- _Stated problem_
Would you return all of this data exactly, leaving nothing out?

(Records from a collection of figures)

+-------+

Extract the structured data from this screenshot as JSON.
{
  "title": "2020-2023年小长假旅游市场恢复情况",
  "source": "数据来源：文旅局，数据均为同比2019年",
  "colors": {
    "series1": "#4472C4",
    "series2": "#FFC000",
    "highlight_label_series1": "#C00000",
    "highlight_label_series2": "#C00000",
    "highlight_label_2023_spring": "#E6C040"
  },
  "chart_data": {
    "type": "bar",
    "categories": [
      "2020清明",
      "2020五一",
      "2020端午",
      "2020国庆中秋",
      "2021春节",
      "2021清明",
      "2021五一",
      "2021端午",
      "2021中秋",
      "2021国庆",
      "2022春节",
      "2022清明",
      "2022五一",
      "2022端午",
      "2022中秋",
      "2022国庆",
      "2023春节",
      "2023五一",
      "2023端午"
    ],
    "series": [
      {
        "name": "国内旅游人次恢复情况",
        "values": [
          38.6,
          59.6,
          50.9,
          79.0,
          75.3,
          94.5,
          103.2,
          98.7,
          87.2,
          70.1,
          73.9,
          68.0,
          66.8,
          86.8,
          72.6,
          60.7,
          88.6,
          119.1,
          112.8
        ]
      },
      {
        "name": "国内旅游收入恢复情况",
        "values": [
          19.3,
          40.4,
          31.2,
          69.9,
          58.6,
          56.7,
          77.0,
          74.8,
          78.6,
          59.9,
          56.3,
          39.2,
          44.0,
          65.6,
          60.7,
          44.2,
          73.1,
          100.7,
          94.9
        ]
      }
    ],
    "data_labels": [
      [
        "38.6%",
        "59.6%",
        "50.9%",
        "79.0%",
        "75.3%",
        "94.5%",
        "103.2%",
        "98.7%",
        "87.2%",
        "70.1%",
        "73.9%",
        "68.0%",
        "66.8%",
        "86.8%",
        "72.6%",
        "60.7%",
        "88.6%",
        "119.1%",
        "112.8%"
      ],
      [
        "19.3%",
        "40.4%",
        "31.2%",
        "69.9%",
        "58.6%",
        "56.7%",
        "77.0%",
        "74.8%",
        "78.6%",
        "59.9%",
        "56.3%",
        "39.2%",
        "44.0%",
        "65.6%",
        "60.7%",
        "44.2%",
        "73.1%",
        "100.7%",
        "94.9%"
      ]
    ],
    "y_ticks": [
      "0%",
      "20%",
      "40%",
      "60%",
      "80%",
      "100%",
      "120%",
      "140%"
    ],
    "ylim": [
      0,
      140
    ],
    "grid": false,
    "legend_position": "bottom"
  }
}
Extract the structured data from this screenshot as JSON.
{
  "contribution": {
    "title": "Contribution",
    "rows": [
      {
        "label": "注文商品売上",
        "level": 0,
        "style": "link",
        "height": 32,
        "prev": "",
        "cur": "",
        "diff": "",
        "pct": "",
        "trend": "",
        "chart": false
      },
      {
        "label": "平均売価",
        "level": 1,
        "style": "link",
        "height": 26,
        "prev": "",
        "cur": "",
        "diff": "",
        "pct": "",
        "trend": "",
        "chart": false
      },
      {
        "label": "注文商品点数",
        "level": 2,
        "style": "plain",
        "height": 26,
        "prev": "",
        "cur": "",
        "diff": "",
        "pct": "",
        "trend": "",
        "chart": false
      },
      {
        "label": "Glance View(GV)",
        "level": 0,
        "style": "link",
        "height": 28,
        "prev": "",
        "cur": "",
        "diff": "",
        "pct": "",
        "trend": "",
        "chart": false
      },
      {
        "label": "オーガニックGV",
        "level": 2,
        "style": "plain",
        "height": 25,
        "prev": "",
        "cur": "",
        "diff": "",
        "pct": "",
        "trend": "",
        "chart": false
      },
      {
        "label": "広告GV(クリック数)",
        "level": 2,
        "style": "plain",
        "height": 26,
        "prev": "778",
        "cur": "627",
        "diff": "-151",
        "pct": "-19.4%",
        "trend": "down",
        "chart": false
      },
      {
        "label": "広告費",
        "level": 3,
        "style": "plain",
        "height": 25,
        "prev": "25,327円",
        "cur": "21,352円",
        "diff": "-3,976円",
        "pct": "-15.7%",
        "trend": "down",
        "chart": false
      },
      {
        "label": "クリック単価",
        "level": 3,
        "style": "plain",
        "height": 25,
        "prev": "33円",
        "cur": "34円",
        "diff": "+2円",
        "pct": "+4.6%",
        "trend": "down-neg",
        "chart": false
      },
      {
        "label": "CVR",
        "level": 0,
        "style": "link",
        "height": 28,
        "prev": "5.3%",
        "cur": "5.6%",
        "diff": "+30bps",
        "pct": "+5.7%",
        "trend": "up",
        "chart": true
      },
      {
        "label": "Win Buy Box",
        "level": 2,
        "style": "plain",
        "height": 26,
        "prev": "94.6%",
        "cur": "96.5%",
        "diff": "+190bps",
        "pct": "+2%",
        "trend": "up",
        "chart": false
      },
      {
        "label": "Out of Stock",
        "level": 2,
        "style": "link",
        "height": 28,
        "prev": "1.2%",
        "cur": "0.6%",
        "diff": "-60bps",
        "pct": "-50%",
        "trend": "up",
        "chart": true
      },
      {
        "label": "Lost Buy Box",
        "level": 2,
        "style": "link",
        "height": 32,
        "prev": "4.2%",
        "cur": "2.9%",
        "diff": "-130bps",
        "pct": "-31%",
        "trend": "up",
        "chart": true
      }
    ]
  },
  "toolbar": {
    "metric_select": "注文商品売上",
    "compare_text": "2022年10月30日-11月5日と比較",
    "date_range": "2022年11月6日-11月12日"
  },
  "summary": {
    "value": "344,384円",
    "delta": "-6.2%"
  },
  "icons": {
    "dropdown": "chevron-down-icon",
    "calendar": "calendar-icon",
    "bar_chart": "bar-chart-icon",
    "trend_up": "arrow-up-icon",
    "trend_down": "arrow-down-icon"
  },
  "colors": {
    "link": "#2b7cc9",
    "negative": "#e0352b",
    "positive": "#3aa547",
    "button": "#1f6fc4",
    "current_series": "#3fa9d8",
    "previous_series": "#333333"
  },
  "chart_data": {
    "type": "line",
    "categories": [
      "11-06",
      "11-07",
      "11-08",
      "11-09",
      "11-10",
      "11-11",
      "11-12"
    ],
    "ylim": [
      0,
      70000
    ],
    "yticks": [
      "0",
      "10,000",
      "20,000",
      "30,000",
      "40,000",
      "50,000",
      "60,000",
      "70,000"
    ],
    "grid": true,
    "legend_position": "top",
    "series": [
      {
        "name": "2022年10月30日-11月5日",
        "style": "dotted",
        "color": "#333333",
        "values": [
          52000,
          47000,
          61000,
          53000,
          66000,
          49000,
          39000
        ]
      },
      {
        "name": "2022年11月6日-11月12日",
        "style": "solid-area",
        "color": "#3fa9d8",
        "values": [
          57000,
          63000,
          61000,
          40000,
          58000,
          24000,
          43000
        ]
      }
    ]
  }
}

+-------+

- _The reply_
Extract the structured data from this screenshot as JSON.
{
  "title": "2020-2023年小长假旅游市场恢复情况",
  "source": "数据来源：文旅局，数据均为同比2019年",
  "colors": {
    "series1": "#4472C4",
    "series2": "#FFC000",
    "highlight_label_series1": "#C00000",
    "highlight_label_series2": "#C00000",
    "highlight_label_2023_spring": "#E6C040"
  },
  "chart_data": {
    "type": "bar",
    "categories": [
      "2020清明",
      "2020五一",
      "2020端午",
      "2020国庆中秋",
      "2021春节",
      "2021清明",
      "2021五一",
      "2021端午",
      "2021中秋",
      "2021国庆",
      "2022春节",
      "2022清明",
      "2022五一",
      "2022端午",
      "2022中秋",
      "2022国庆",
      "2023春节",
      "2023五一",
      "2023端午"
    ],
    "series": [
      {
        "name": "国内旅游人次恢复情况",
        "values": [
          38.6,
          59.6,
          50.9,
          79.0,
          75.3,
          94.5,
          103.2,
          98.7,
          87.2,
          70.1,
          73.9,
          68.0,
          66.8,
          86.8,
          72.6,
          60.7,
          88.6,
          119.1,
          112.8
        ]
      },
      {
        "name": "国内旅游收入恢复情况",
        "values": [
          19.3,
          40.4,
          31.2,
          69.9,
          58.6,
          56.7,
          77.0,
          74.8,
          78.6,
          59.9,
          56.3,
          39.2,
          44.0,
          65.6,
          60.7,
          44.2,
          73.1,
          100.7,
          94.9
        ]
      }
    ],
    "data_labels": [
      [
        "38.6%",
        "59.6%",
        "50.9%",
        "79.0%",
        "75.3%",
        "94.5%",
        "103.2%",
        "98.7%",
        "87.2%",
        "70.1%",
        "73.9%",
        "68.0%",
        "66.8%",
        "86.8%",
        "72.6%",
        "60.7%",
        "88.6%",
        "119.1%",
        "112.8%"
      ],
      [
        "19.3%",
        "40.4%",
        "31.2%",
        "69.9%",
        "58.6%",
        "56.7%",
        "77.0%",
        "74.8%",
        "78.6%",
        "59.9%",
        "56.3%",
        "39.2%",
        "44.0%",
        "65.6%",
        "60.7%",
        "44.2%",
        "73.1%",
        "100.7%",
        "94.9%"
      ]
    ],
    "y_ticks": [
      "0%",
      "20%",
      "40%",
      "60%",
      "80%",
      "100%",
      "120%",
      "140%"
    ],
    "ylim": [
      0,
      140
    ],
    "grid": false,
    "legend_position": "bottom"
  }
}
Extract the structured data from this screenshot as JSON.
{
  "contribution": {
    "title": "Contribution",
    "rows": [
      {
        "label": "注文商品売上",
        "level": 0,
        "style": "link",
        "height": 32,
        "prev": "",
        "cur": "",
        "diff": "",
        "pct": "",
        "trend": "",
        "chart": false
      },
      {
        "label": "平均売価",
        "level": 1,
        "style": "link",
        "height": 26,
        "prev": "",
        "cur": "",
        "diff": "",
        "pct": "",
        "trend": "",
        "chart": false
      },
      {
        "label": "注文商品点数",
        "level": 2,
        "style": "plain",
        "height": 26,
        "prev": "",
        "cur": "",
        "diff": "",
        "pct": "",
        "trend": "",
        "chart": false
      },
      {
        "label": "Glance View(GV)",
        "level": 0,
        "style": "link",
        "height": 28,
        "prev": "",
        "cur": "",
        "diff": "",
        "pct": "",
        "trend": "",
        "chart": false
      },
      {
        "label": "オーガニックGV",
        "level": 2,
        "style": "plain",
        "height": 25,
        "prev": "",
        "cur": "",
        "diff": "",
        "pct": "",
        "trend": "",
        "chart": false
      },
      {
        "label": "広告GV(クリック数)",
        "level": 2,
        "style": "plain",
        "height": 26,
        "prev": "778",
        "cur": "627",
        "diff": "-151",
        "pct": "-19.4%",
        "trend": "down",
        "chart": false
      },
      {
        "label": "広告費",
        "level": 3,
        "style": "plain",
        "height": 25,
        "prev": "25,327円",
        "cur": "21,352円",
        "diff": "-3,976円",
        "pct": "-15.7%",
        "trend": "down",
        "chart": false
      },
      {
        "label": "クリック単価",
        "level": 3,
        "style": "plain",
        "height": 25,
        "prev": "33円",
        "cur": "34円",
        "diff": "+2円",
        "pct": "+4.6%",
        "trend": "down-neg",
        "chart": false
      },
      {
        "label": "CVR",
        "level": 0,
        "style": "link",
        "height": 28,
        "prev": "5.3%",
        "cur": "5.6%",
        "diff": "+30bps",
        "pct": "+5.7%",
        "trend": "up",
        "chart": true
      },
      {
        "label": "Win Buy Box",
        "level": 2,
        "style": "plain",
        "height": 26,
        "prev": "94.6%",
        "cur": "96.5%",
        "diff": "+190bps",
        "pct": "+2%",
        "trend": "up",
        "chart": false
      },
      {
        "label": "Out of Stock",
        "level": 2,
        "style": "link",
        "height": 28,
        "prev": "1.2%",
        "cur": "0.6%",
        "diff": "-60bps",
        "pct": "-50%",
        "trend": "up",
        "chart": true
      },
      {
        "label": "Lost Buy Box",
        "level": 2,
        "style": "link",
        "height": 32,
        "prev": "4.2%",
        "cur": "2.9%",
        "diff": "-130bps",
        "pct": "-31%",
        "trend": "up",
        "chart": true
      }
    ]
  },
  "toolbar": {
    "metric_select": "注文商品売上",
    "compare_text": "2022年10月30日-11月5日と比較",
    "date_range": "2022年11月6日-11月12日"
  },
  "summary": {
    "value": "344,384円",
    "delta": "-6.2%"
  },
  "icons": {
    "dropdown": "chevron-down-icon",
    "calendar": "calendar-icon",
    "bar_chart": "bar-chart-icon",
    "trend_up": "arrow-up-icon",
    "trend_down": "arrow-down-icon"
  },
  "colors": {
    "link": "#2b7cc9",
    "negative": "#e0352b",
    "positive": "#3aa547",
    "button": "#1f6fc4",
    "current_series": "#3fa9d8",
    "previous_series": "#333333"
  },
  "chart_data": {
    "type": "line",
    "categories": [
      "11-06",
      "11-07",
      "11-08",
      "11-09",
      "11-10",
      "11-11",
      "11-12"
    ],
    "ylim": [
      0,
      70000
    ],
    "yticks": [
      "0",
      "10,000",
      "20,000",
      "30,000",
      "40,000",
      "50,000",
      "60,000",
      "70,000"
    ],
    "grid": true,
    "legend_position": "top",
    "series": [
      {
        "name": "2022年10月30日-11月5日",
        "style": "dotted",
        "color": "#333333",
        "values": [
          52000,
          47000,
          61000,
          53000,
          66000,
          49000,
          39000
        ]
      },
      {
        "name": "2022年11月6日-11月12日",
        "style": "solid-area",
        "color": "#3fa9d8",
        "values": [
          57000,
          63000,
          61000,
          40000,
          58000,
          24000,
          43000
        ]
      }
    ]
  }
}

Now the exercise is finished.